From the entries below, copy every line holding the word "ylabel".

RECORDS
= = =
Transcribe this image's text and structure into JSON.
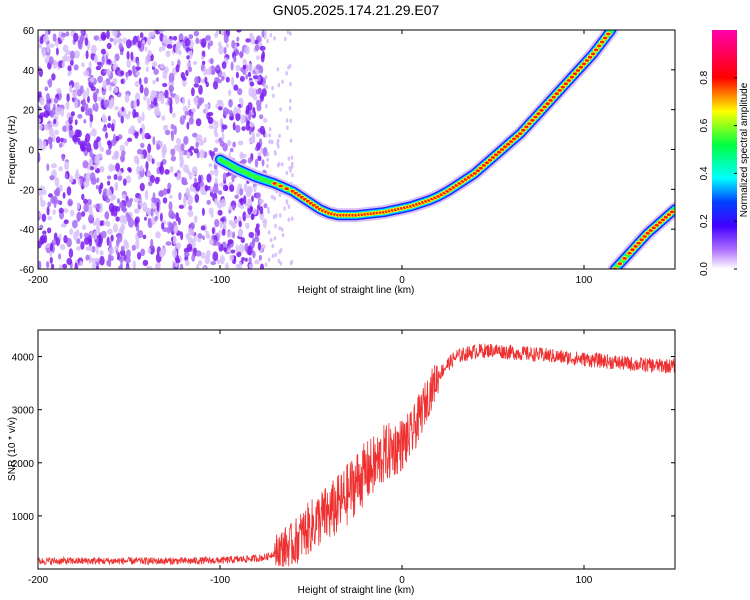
{
  "title": "GN05.2025.174.21.29.E07",
  "chart_data": [
    {
      "type": "heatmap",
      "xlabel": "Height of straight line (km)",
      "ylabel": "Frequency (Hz)",
      "xlim": [
        -200,
        150
      ],
      "ylim": [
        -60,
        60
      ],
      "xticks": [
        -200,
        -100,
        0,
        100
      ],
      "yticks": [
        -60,
        -40,
        -20,
        0,
        20,
        40,
        60
      ],
      "grid": false,
      "colorbar": {
        "label": "Normalized spectral amplitude",
        "range": [
          0.0,
          1.0
        ],
        "ticks": [
          0.0,
          0.2,
          0.4,
          0.6,
          0.8
        ],
        "colormap": [
          "#ffffff",
          "#8000ff",
          "#0000ff",
          "#00ffff",
          "#00ff00",
          "#ffff00",
          "#ff0000",
          "#ff00ff"
        ]
      },
      "noise_region": {
        "x_range": [
          -200,
          -75
        ],
        "sparse_x_range": [
          -75,
          -60
        ],
        "typical_amplitude": 0.25,
        "color": "#8000ff"
      },
      "trace": {
        "x": [
          -100,
          -90,
          -80,
          -70,
          -60,
          -55,
          -50,
          -45,
          -40,
          -35,
          -30,
          -25,
          -20,
          -15,
          -10,
          -5,
          0,
          5,
          10,
          15,
          20,
          25,
          30,
          35,
          40,
          45,
          50,
          55,
          60,
          65,
          70,
          75,
          80,
          85,
          90,
          95,
          100,
          105,
          110,
          115
        ],
        "y": [
          -5,
          -10,
          -14,
          -17,
          -21,
          -24,
          -27,
          -30,
          -32,
          -33,
          -33,
          -33,
          -32.5,
          -32,
          -31.5,
          -30.5,
          -29.5,
          -28.5,
          -27,
          -25.5,
          -23.5,
          -21,
          -18,
          -15,
          -12,
          -8,
          -4,
          0,
          4,
          8,
          13,
          18,
          23,
          28,
          33,
          38,
          43,
          48,
          54,
          60
        ]
      },
      "alias_trace": {
        "x": [
          117,
          125,
          130,
          135,
          140,
          145,
          150
        ],
        "y": [
          -60,
          -52,
          -47,
          -42,
          -38,
          -34,
          -30
        ]
      }
    },
    {
      "type": "line",
      "xlabel": "Height of straight line (km)",
      "ylabel": "SNR (10 * v/v)",
      "xlim": [
        -200,
        150
      ],
      "ylim": [
        0,
        4500
      ],
      "xticks": [
        -200,
        -100,
        0,
        100
      ],
      "yticks": [
        1000,
        2000,
        3000,
        4000
      ],
      "grid": false,
      "color": "#ee3030",
      "series": [
        {
          "x": [
            -200,
            -180,
            -160,
            -140,
            -120,
            -100,
            -90,
            -80,
            -75,
            -70,
            -65,
            -60,
            -55,
            -50,
            -45,
            -40,
            -35,
            -30,
            -25,
            -20,
            -15,
            -10,
            -5,
            0,
            5,
            10,
            15,
            20,
            25,
            30,
            40,
            50,
            60,
            70,
            80,
            90,
            100,
            110,
            120,
            130,
            140,
            150
          ],
          "y": [
            150,
            150,
            150,
            150,
            150,
            160,
            180,
            200,
            220,
            300,
            400,
            450,
            650,
            800,
            950,
            1050,
            1200,
            1400,
            1650,
            1800,
            1950,
            2150,
            2250,
            2350,
            2500,
            2900,
            3300,
            3650,
            3850,
            4000,
            4100,
            4120,
            4080,
            4050,
            4020,
            3980,
            3950,
            3920,
            3880,
            3850,
            3830,
            3820
          ]
        }
      ]
    }
  ]
}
= = =
SOLUTION FOR THIS TASK
      "ylabel": "Frequency (Hz)",
      "ylabel": "SNR (10 * v/v)",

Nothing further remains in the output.